- **Exercise materials**:

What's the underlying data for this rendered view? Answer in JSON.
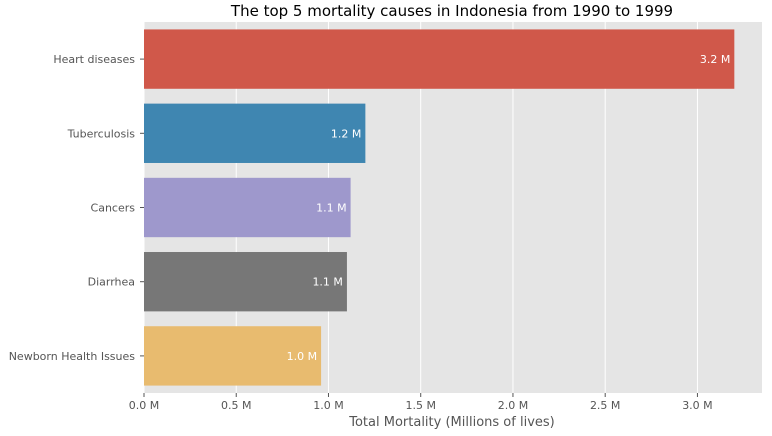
{
  "chart_data": {
    "type": "bar",
    "orientation": "horizontal",
    "title": "The top 5 mortality causes in Indonesia from 1990 to 1999",
    "xlabel": "Total Mortality (Millions of lives)",
    "ylabel": "",
    "xlim": [
      0,
      3.35
    ],
    "grid": true,
    "background": "#e5e5e5",
    "categories": [
      "Heart diseases",
      "Tuberculosis",
      "Cancers",
      "Diarrhea",
      "Newborn Health Issues"
    ],
    "values": [
      3.2,
      1.2,
      1.12,
      1.1,
      0.96
    ],
    "bar_labels": [
      "3.2 M",
      "1.2 M",
      "1.1 M",
      "1.1 M",
      "1.0 M"
    ],
    "colors": [
      "#d0584a",
      "#3f86b1",
      "#9e98cc",
      "#777777",
      "#e8bb6f"
    ],
    "xticks": [
      0,
      0.5,
      1.0,
      1.5,
      2.0,
      2.5,
      3.0
    ],
    "xtick_labels": [
      "0.0 M",
      "0.5 M",
      "1.0 M",
      "1.5 M",
      "2.0 M",
      "2.5 M",
      "3.0 M"
    ]
  }
}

- **Task details**:
Every entry must be written out exactly, with all pictures left out.

- **Worked answer**:
What's the underlying data for this rendered view? Answer in JSON.
{
  "chart_data": {
    "type": "bar",
    "orientation": "horizontal",
    "title": "The top 5 mortality causes in Indonesia from 1990 to 1999",
    "xlabel": "Total Mortality (Millions of lives)",
    "ylabel": "",
    "xlim": [
      0,
      3.35
    ],
    "grid": true,
    "background": "#e5e5e5",
    "categories": [
      "Heart diseases",
      "Tuberculosis",
      "Cancers",
      "Diarrhea",
      "Newborn Health Issues"
    ],
    "values": [
      3.2,
      1.2,
      1.12,
      1.1,
      0.96
    ],
    "bar_labels": [
      "3.2 M",
      "1.2 M",
      "1.1 M",
      "1.1 M",
      "1.0 M"
    ],
    "colors": [
      "#d0584a",
      "#3f86b1",
      "#9e98cc",
      "#777777",
      "#e8bb6f"
    ],
    "xticks": [
      0,
      0.5,
      1.0,
      1.5,
      2.0,
      2.5,
      3.0
    ],
    "xtick_labels": [
      "0.0 M",
      "0.5 M",
      "1.0 M",
      "1.5 M",
      "2.0 M",
      "2.5 M",
      "3.0 M"
    ]
  }
}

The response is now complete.